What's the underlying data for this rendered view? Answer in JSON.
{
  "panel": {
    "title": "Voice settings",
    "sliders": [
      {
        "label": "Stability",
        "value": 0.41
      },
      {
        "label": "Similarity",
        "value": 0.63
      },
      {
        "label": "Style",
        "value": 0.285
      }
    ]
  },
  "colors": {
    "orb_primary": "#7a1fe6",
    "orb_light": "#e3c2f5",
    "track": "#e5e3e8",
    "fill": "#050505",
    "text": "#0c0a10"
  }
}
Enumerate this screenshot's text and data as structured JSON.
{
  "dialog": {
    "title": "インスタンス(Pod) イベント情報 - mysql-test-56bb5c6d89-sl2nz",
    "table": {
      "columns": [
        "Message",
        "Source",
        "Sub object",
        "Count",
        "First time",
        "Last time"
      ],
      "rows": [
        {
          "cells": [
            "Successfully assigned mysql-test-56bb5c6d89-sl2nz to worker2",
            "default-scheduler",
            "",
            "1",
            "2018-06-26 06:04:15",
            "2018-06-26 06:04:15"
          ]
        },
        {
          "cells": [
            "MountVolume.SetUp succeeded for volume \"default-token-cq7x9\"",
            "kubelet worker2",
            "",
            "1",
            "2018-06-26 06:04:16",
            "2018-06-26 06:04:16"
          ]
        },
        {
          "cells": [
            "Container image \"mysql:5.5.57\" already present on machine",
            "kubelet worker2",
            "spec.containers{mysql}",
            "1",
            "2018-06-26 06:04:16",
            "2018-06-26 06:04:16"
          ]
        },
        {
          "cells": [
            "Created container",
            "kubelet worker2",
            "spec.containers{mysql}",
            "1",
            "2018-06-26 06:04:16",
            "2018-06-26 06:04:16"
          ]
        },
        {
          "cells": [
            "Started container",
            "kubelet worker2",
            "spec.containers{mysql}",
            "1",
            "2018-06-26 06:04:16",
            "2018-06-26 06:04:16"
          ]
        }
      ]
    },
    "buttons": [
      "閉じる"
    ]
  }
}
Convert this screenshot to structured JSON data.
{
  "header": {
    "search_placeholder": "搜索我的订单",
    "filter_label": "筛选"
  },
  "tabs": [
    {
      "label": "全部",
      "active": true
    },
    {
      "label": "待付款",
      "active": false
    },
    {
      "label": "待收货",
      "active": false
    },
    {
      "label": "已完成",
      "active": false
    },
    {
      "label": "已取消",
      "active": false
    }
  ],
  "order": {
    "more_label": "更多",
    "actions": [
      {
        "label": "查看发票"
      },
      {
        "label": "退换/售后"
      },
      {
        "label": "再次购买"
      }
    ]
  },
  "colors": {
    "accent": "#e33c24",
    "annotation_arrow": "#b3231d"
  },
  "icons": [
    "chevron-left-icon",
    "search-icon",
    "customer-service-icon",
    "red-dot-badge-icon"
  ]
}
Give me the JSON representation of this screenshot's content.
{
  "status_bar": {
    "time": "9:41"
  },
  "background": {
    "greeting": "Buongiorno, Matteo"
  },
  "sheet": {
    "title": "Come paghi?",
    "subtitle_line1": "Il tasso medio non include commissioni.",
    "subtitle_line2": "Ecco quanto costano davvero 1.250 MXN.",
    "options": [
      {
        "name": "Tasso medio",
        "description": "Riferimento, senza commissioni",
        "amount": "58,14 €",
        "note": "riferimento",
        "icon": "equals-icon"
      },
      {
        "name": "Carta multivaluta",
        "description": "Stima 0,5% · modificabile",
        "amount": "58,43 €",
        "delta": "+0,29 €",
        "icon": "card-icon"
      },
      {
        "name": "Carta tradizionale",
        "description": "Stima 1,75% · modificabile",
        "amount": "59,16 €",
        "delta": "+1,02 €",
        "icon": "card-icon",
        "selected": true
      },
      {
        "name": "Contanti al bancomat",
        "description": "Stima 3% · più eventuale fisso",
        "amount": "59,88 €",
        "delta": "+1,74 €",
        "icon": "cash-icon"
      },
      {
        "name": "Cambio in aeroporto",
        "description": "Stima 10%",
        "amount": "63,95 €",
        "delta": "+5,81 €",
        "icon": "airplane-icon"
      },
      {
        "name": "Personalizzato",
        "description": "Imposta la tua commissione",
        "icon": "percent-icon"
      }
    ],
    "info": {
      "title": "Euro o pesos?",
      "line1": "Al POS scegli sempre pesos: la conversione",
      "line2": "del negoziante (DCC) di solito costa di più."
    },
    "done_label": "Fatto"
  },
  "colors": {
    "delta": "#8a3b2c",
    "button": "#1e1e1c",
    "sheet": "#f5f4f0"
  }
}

Task.
Please output every record, keeping each line exact.

Final result.
What's the underlying data for this rendered view? Answer in JSON.
{
  "panel": {
    "title": "Voice settings",
    "sliders": [
      {
        "label": "Stability",
        "value": 0.41
      },
      {
        "label": "Similarity",
        "value": 0.63
      },
      {
        "label": "Style",
        "value": 0.285
      }
    ]
  },
  "colors": {
    "orb_primary": "#7a1fe6",
    "orb_light": "#e3c2f5",
    "track": "#e5e3e8",
    "fill": "#050505",
    "text": "#0c0a10"
  }
}
Enumerate this screenshot's text and data as structured JSON.
{
  "dialog": {
    "title": "インスタンス(Pod) イベント情報 - mysql-test-56bb5c6d89-sl2nz",
    "table": {
      "columns": [
        "Message",
        "Source",
        "Sub object",
        "Count",
        "First time",
        "Last time"
      ],
      "rows": [
        {
          "cells": [
            "Successfully assigned mysql-test-56bb5c6d89-sl2nz to worker2",
            "default-scheduler",
            "",
            "1",
            "2018-06-26 06:04:15",
            "2018-06-26 06:04:15"
          ]
        },
        {
          "cells": [
            "MountVolume.SetUp succeeded for volume \"default-token-cq7x9\"",
            "kubelet worker2",
            "",
            "1",
            "2018-06-26 06:04:16",
            "2018-06-26 06:04:16"
          ]
        },
        {
          "cells": [
            "Container image \"mysql:5.5.57\" already present on machine",
            "kubelet worker2",
            "spec.containers{mysql}",
            "1",
            "2018-06-26 06:04:16",
            "2018-06-26 06:04:16"
          ]
        },
        {
          "cells": [
            "Created container",
            "kubelet worker2",
            "spec.containers{mysql}",
            "1",
            "2018-06-26 06:04:16",
            "2018-06-26 06:04:16"
          ]
        },
        {
          "cells": [
            "Started container",
            "kubelet worker2",
            "spec.containers{mysql}",
            "1",
            "2018-06-26 06:04:16",
            "2018-06-26 06:04:16"
          ]
        }
      ]
    },
    "buttons": [
      "閉じる"
    ]
  }
}
Convert this screenshot to structured JSON data.
{
  "header": {
    "search_placeholder": "搜索我的订单",
    "filter_label": "筛选"
  },
  "tabs": [
    {
      "label": "全部",
      "active": true
    },
    {
      "label": "待付款",
      "active": false
    },
    {
      "label": "待收货",
      "active": false
    },
    {
      "label": "已完成",
      "active": false
    },
    {
      "label": "已取消",
      "active": false
    }
  ],
  "order": {
    "more_label": "更多",
    "actions": [
      {
        "label": "查看发票"
      },
      {
        "label": "退换/售后"
      },
      {
        "label": "再次购买"
      }
    ]
  },
  "colors": {
    "accent": "#e33c24",
    "annotation_arrow": "#b3231d"
  },
  "icons": [
    "chevron-left-icon",
    "search-icon",
    "customer-service-icon",
    "red-dot-badge-icon"
  ]
}
Give me the JSON representation of this screenshot's content.
{
  "status_bar": {
    "time": "9:41"
  },
  "background": {
    "greeting": "Buongiorno, Matteo"
  },
  "sheet": {
    "title": "Come paghi?",
    "subtitle_line1": "Il tasso medio non include commissioni.",
    "subtitle_line2": "Ecco quanto costano davvero 1.250 MXN.",
    "options": [
      {
        "name": "Tasso medio",
        "description": "Riferimento, senza commissioni",
        "amount": "58,14 €",
        "note": "riferimento",
        "icon": "equals-icon"
      },
      {
        "name": "Carta multivaluta",
        "description": "Stima 0,5% · modificabile",
        "amount": "58,43 €",
        "delta": "+0,29 €",
        "icon": "card-icon"
      },
      {
        "name": "Carta tradizionale",
        "description": "Stima 1,75% · modificabile",
        "amount": "59,16 €",
        "delta": "+1,02 €",
        "icon": "card-icon",
        "selected": true
      },
      {
        "name": "Contanti al bancomat",
        "description": "Stima 3% · più eventuale fisso",
        "amount": "59,88 €",
        "delta": "+1,74 €",
        "icon": "cash-icon"
      },
      {
        "name": "Cambio in aeroporto",
        "description": "Stima 10%",
        "amount": "63,95 €",
        "delta": "+5,81 €",
        "icon": "airplane-icon"
      },
      {
        "name": "Personalizzato",
        "description": "Imposta la tua commissione",
        "icon": "percent-icon"
      }
    ],
    "info": {
      "title": "Euro o pesos?",
      "line1": "Al POS scegli sempre pesos: la conversione",
      "line2": "del negoziante (DCC) di solito costa di più."
    },
    "done_label": "Fatto"
  },
  "colors": {
    "delta": "#8a3b2c",
    "button": "#1e1e1c",
    "sheet": "#f5f4f0"
  }
}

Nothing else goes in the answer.